In a preferred embodiment, the openings of the gas inlet pipe may be arranged at least in a first group of openings and in a second group of openings, wherein the first group of openings and the second group of openings are arranged offset to each other in the longitudinal direction of the gas inlet pipe, wherein in the second position the first group of openings is at least partly, preferably completely closed by the gas distribution cap. Accordingly, in the second position the openings of the second group are completely closed, while preferably, the other openings are not closed at all. This way turbulences of the gas flow by only partly closed openings are avoided.


In this regard, it is also preferred that the first group of openings and the second group of openings are each arranged in a row extending in the circumferential direction of the gas inlet pipe. Also, further (third, fourth or more) groups of openings may also be arranged behind above each.


For closing the openings at least in the second position, the gas distribution cap may have a collar (protrusion) extending into or surrounding the upper end section of the gas inlet pipe at least in the second position, whereby the collar at least partly closes at least some of the openings in the second position. The collar may extend uniformly and completely in the circumferential direction of the gas inlet pipe. Alternatively, the collar may have discrete sections arranged behind each other in the circumferential direction of the gas inlet pipe. Therefore, in the first position the collar may be arranged in such a way, that no openings of the gas inlet pipe are covered, while in the second position at least some of the openings are partly or even completely covered by the respective sections of the collar.


In the mounted state the outlets of the gas distribution cap and the openings of the gas inlet pipe may be arranged offset to each other in the longitudinal direction of the gas inlet pipe, so that gas flowing through the openings of the gas inlet pipe is directed downwardly in the space between the outer surface of the gas inlet pipe and the inner surface of the peripheral wall before leaving the gas distribution nozzle in a horizontal direction through the outlets of the gas distribution cap.


The invention also relates to a fluidized bed reactor including a plurality of the before described fluidized bed gas distribution nozzles. The plurality of nozzles (more than four, preferably more than 10 or even more than 20) may be arranged in rows or in staggered arrangement at the fluidized bottom of the fluidized bed reactor.

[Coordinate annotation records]
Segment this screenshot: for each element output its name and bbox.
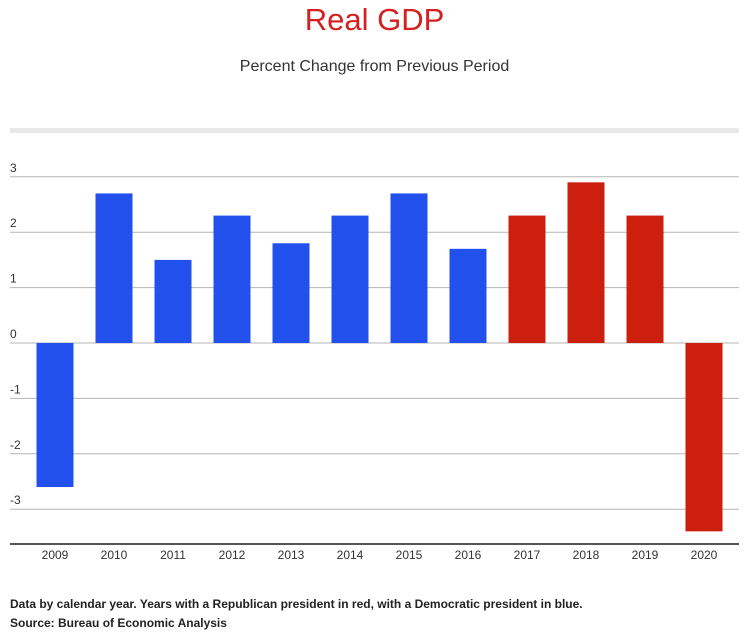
bar-2015: [390, 193, 428, 343]
footnote-note: Data by calendar year. Years with a Repu…: [10, 597, 583, 611]
x-tick-label: 2009: [42, 548, 69, 562]
y-tick-label: -2: [10, 438, 21, 452]
bar-2019: [626, 215, 664, 343]
bar-2014: [331, 215, 369, 343]
y-tick-label: 2: [10, 216, 17, 230]
bar-2017: [508, 215, 546, 343]
chart-title: Real GDP: [304, 2, 445, 37]
chart-subtitle: Percent Change from Previous Period: [239, 58, 510, 75]
bar-2012: [213, 215, 251, 343]
header-divider: [10, 128, 739, 133]
bar-2011: [154, 259, 192, 343]
y-tick-label: 1: [10, 272, 17, 286]
x-tick-label: 2015: [396, 548, 423, 562]
y-tick-label: -1: [10, 382, 21, 396]
bars: [36, 182, 723, 532]
bar-2020: [685, 343, 723, 532]
x-tick-label: 2012: [219, 548, 246, 562]
y-tick-label: 3: [10, 161, 17, 175]
x-axis-labels: 2009 2010 2011 2012 2013 2014 2015 2016 2017 2018…: [42, 548, 718, 562]
x-tick-label: 2010: [101, 548, 128, 562]
y-axis-labels: 3 2 1 0 -1 -2 -3: [10, 161, 21, 507]
footnote-source: Source: Bureau of Economic Analysis: [10, 616, 227, 630]
bar-2009: [36, 343, 74, 488]
y-tick-label: 0: [10, 327, 17, 341]
y-tick-label: -3: [10, 493, 21, 507]
x-tick-label: 2016: [455, 548, 482, 562]
x-tick-label: 2019: [632, 548, 659, 562]
x-tick-label: 2013: [278, 548, 305, 562]
x-tick-label: 2017: [514, 548, 541, 562]
x-tick-label: 2020: [691, 548, 718, 562]
x-tick-label: 2011: [160, 548, 186, 562]
bar-2010: [95, 193, 133, 343]
bar-2018: [567, 182, 605, 343]
x-tick-label: 2014: [337, 548, 364, 562]
bar-2016: [449, 248, 487, 343]
bar-2013: [272, 243, 310, 343]
x-tick-label: 2018: [573, 548, 600, 562]
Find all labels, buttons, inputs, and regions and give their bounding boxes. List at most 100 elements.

• **Problems**:
A - Print the passage on gas distribution nozzles word for word, starting at "In this regard, it" and ending at "behind above each.".
B - Summarize the passage on gas distribution nozzles in three sentences.

• **Results of the exercise**:
A -
In this regard, it is also preferred that the first group of openings and the second group of openings are each arranged in a row extending in the circumferential direction of the gas inlet pipe. Also, further (third, fourth or more) groups of openings may also be arranged behind above each.

B - The openings of the gas inlet pipe may be arranged in groups offset along the pipe's length, with each group forming a row around the pipe's circumference. A collar on the gas distribution cap, either continuous or made of discrete sections, may leave the openings uncovered in the first position and partly or completely cover at least some of them in the second position. A fluidized bed reactor may include a plurality of these nozzles, arranged in rows or in a staggered pattern at its fluidized bottom.